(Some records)
_____
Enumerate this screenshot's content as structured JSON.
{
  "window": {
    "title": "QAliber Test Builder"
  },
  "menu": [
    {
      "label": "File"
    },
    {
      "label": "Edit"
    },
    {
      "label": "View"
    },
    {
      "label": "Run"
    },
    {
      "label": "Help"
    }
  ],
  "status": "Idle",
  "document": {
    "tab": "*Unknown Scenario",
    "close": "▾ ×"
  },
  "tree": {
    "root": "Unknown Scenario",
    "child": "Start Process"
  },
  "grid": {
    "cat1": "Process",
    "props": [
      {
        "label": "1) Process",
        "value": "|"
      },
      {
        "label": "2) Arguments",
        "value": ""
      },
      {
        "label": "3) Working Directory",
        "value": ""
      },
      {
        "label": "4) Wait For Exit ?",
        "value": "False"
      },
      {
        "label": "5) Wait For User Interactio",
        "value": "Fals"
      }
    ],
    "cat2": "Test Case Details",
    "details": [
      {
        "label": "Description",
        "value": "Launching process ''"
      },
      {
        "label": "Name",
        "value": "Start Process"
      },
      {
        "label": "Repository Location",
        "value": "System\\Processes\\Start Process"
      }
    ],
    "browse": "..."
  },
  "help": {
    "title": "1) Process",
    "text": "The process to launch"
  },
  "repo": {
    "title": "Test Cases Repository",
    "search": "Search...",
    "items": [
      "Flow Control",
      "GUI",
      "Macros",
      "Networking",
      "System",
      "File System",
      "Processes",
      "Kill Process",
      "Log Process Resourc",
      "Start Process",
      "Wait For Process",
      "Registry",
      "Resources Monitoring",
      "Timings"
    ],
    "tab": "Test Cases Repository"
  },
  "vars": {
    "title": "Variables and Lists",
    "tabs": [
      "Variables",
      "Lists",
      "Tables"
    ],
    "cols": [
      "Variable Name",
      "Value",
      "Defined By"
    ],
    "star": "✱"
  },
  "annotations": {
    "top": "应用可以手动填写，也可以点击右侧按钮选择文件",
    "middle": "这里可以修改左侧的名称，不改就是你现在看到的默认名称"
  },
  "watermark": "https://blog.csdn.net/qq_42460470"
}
_____
## Task
Copy all lines from the material that include "Processes".

## Response to the exercise
        "value": "System\\Processes\\Start Process"
      "Processes",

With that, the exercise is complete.